Dataset excerpts
** START **
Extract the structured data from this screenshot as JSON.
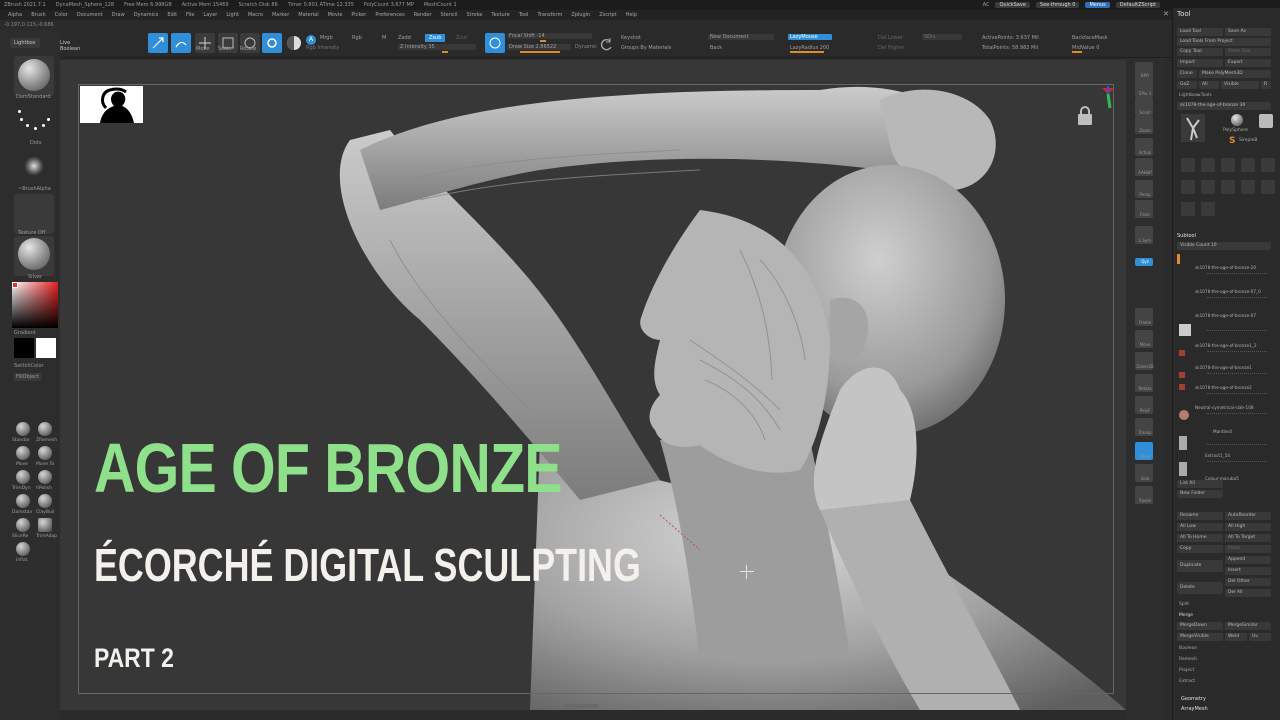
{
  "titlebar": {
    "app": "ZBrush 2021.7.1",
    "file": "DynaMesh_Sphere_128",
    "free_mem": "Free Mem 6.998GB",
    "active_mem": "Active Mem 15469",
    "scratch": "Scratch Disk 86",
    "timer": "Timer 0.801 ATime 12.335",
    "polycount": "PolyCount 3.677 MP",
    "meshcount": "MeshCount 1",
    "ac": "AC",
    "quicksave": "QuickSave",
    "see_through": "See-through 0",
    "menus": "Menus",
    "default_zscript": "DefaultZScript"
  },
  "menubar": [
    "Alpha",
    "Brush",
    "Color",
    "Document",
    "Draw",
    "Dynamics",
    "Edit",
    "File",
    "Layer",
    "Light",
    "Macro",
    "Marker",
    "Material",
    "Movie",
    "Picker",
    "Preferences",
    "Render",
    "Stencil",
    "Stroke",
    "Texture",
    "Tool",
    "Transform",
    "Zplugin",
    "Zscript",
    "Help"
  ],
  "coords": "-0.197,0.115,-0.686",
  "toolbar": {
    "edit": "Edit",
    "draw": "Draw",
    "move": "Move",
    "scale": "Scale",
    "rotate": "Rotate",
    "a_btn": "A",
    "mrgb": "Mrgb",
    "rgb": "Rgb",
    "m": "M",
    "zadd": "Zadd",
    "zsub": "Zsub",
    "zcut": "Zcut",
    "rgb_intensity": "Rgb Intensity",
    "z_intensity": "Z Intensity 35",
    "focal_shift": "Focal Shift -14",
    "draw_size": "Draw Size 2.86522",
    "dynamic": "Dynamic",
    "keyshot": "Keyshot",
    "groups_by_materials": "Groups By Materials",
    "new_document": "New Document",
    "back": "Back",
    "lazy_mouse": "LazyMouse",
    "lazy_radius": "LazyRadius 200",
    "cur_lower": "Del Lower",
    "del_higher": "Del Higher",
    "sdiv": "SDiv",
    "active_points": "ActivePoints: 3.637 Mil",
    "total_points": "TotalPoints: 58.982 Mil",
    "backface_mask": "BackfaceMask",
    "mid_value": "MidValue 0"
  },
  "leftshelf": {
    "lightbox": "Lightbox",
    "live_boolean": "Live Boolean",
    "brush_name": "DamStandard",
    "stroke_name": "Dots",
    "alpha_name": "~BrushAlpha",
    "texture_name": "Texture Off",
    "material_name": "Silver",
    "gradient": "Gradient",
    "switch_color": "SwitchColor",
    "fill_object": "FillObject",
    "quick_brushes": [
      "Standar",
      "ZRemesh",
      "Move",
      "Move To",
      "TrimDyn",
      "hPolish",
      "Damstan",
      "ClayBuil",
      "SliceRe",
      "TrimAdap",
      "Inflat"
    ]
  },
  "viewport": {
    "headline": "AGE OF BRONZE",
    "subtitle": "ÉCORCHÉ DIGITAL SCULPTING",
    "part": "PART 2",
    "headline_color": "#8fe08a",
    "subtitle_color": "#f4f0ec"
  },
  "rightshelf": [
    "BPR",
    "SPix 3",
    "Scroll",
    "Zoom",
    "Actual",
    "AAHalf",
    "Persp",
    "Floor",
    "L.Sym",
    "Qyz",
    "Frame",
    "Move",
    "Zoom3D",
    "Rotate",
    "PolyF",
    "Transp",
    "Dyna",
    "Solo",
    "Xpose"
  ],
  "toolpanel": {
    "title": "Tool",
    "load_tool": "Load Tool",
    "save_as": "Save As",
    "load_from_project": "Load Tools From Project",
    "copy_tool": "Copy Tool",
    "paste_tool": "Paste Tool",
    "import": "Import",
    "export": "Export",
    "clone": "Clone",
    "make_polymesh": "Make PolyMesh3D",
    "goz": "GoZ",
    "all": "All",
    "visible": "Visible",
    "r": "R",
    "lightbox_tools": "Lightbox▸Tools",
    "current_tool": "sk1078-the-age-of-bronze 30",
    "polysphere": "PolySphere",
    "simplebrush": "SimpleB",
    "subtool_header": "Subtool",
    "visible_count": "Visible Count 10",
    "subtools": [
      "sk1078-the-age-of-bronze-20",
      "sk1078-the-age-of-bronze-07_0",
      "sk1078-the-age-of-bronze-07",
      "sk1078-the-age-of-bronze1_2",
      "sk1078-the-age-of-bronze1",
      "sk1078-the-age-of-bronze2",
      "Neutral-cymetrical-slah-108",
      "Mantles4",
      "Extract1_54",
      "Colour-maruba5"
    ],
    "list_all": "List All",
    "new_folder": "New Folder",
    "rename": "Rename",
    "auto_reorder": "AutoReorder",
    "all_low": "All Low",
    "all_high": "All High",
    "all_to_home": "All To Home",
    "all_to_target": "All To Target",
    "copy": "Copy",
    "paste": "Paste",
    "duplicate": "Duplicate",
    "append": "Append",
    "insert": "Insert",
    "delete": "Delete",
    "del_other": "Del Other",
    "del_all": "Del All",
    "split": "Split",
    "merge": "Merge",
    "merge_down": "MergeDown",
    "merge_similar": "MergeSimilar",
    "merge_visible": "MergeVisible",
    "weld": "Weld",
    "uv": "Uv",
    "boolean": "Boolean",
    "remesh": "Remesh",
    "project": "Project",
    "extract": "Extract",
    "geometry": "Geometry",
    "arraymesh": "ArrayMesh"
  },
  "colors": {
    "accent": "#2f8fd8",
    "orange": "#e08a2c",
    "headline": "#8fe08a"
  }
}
** END **
**TASK DESCRIPTION**.
Omit the pictures. Transcribe every record exactly.

**EXERCISE OUTPUT**.
Extract the structured data from this screenshot as JSON.
{
  "titlebar": {
    "app": "ZBrush 2021.7.1",
    "file": "DynaMesh_Sphere_128",
    "free_mem": "Free Mem 6.998GB",
    "active_mem": "Active Mem 15469",
    "scratch": "Scratch Disk 86",
    "timer": "Timer 0.801 ATime 12.335",
    "polycount": "PolyCount 3.677 MP",
    "meshcount": "MeshCount 1",
    "ac": "AC",
    "quicksave": "QuickSave",
    "see_through": "See-through 0",
    "menus": "Menus",
    "default_zscript": "DefaultZScript"
  },
  "menubar": [
    "Alpha",
    "Brush",
    "Color",
    "Document",
    "Draw",
    "Dynamics",
    "Edit",
    "File",
    "Layer",
    "Light",
    "Macro",
    "Marker",
    "Material",
    "Movie",
    "Picker",
    "Preferences",
    "Render",
    "Stencil",
    "Stroke",
    "Texture",
    "Tool",
    "Transform",
    "Zplugin",
    "Zscript",
    "Help"
  ],
  "coords": "-0.197,0.115,-0.686",
  "toolbar": {
    "edit": "Edit",
    "draw": "Draw",
    "move": "Move",
    "scale": "Scale",
    "rotate": "Rotate",
    "a_btn": "A",
    "mrgb": "Mrgb",
    "rgb": "Rgb",
    "m": "M",
    "zadd": "Zadd",
    "zsub": "Zsub",
    "zcut": "Zcut",
    "rgb_intensity": "Rgb Intensity",
    "z_intensity": "Z Intensity 35",
    "focal_shift": "Focal Shift -14",
    "draw_size": "Draw Size 2.86522",
    "dynamic": "Dynamic",
    "keyshot": "Keyshot",
    "groups_by_materials": "Groups By Materials",
    "new_document": "New Document",
    "back": "Back",
    "lazy_mouse": "LazyMouse",
    "lazy_radius": "LazyRadius 200",
    "cur_lower": "Del Lower",
    "del_higher": "Del Higher",
    "sdiv": "SDiv",
    "active_points": "ActivePoints: 3.637 Mil",
    "total_points": "TotalPoints: 58.982 Mil",
    "backface_mask": "BackfaceMask",
    "mid_value": "MidValue 0"
  },
  "leftshelf": {
    "lightbox": "Lightbox",
    "live_boolean": "Live Boolean",
    "brush_name": "DamStandard",
    "stroke_name": "Dots",
    "alpha_name": "~BrushAlpha",
    "texture_name": "Texture Off",
    "material_name": "Silver",
    "gradient": "Gradient",
    "switch_color": "SwitchColor",
    "fill_object": "FillObject",
    "quick_brushes": [
      "Standar",
      "ZRemesh",
      "Move",
      "Move To",
      "TrimDyn",
      "hPolish",
      "Damstan",
      "ClayBuil",
      "SliceRe",
      "TrimAdap",
      "Inflat"
    ]
  },
  "viewport": {
    "headline": "AGE OF BRONZE",
    "subtitle": "ÉCORCHÉ DIGITAL SCULPTING",
    "part": "PART 2",
    "headline_color": "#8fe08a",
    "subtitle_color": "#f4f0ec"
  },
  "rightshelf": [
    "BPR",
    "SPix 3",
    "Scroll",
    "Zoom",
    "Actual",
    "AAHalf",
    "Persp",
    "Floor",
    "L.Sym",
    "Qyz",
    "Frame",
    "Move",
    "Zoom3D",
    "Rotate",
    "PolyF",
    "Transp",
    "Dyna",
    "Solo",
    "Xpose"
  ],
  "toolpanel": {
    "title": "Tool",
    "load_tool": "Load Tool",
    "save_as": "Save As",
    "load_from_project": "Load Tools From Project",
    "copy_tool": "Copy Tool",
    "paste_tool": "Paste Tool",
    "import": "Import",
    "export": "Export",
    "clone": "Clone",
    "make_polymesh": "Make PolyMesh3D",
    "goz": "GoZ",
    "all": "All",
    "visible": "Visible",
    "r": "R",
    "lightbox_tools": "Lightbox▸Tools",
    "current_tool": "sk1078-the-age-of-bronze 30",
    "polysphere": "PolySphere",
    "simplebrush": "SimpleB",
    "subtool_header": "Subtool",
    "visible_count": "Visible Count 10",
    "subtools": [
      "sk1078-the-age-of-bronze-20",
      "sk1078-the-age-of-bronze-07_0",
      "sk1078-the-age-of-bronze-07",
      "sk1078-the-age-of-bronze1_2",
      "sk1078-the-age-of-bronze1",
      "sk1078-the-age-of-bronze2",
      "Neutral-cymetrical-slah-108",
      "Mantles4",
      "Extract1_54",
      "Colour-maruba5"
    ],
    "list_all": "List All",
    "new_folder": "New Folder",
    "rename": "Rename",
    "auto_reorder": "AutoReorder",
    "all_low": "All Low",
    "all_high": "All High",
    "all_to_home": "All To Home",
    "all_to_target": "All To Target",
    "copy": "Copy",
    "paste": "Paste",
    "duplicate": "Duplicate",
    "append": "Append",
    "insert": "Insert",
    "delete": "Delete",
    "del_other": "Del Other",
    "del_all": "Del All",
    "split": "Split",
    "merge": "Merge",
    "merge_down": "MergeDown",
    "merge_similar": "MergeSimilar",
    "merge_visible": "MergeVisible",
    "weld": "Weld",
    "uv": "Uv",
    "boolean": "Boolean",
    "remesh": "Remesh",
    "project": "Project",
    "extract": "Extract",
    "geometry": "Geometry",
    "arraymesh": "ArrayMesh"
  },
  "colors": {
    "accent": "#2f8fd8",
    "orange": "#e08a2c",
    "headline": "#8fe08a"
  }
}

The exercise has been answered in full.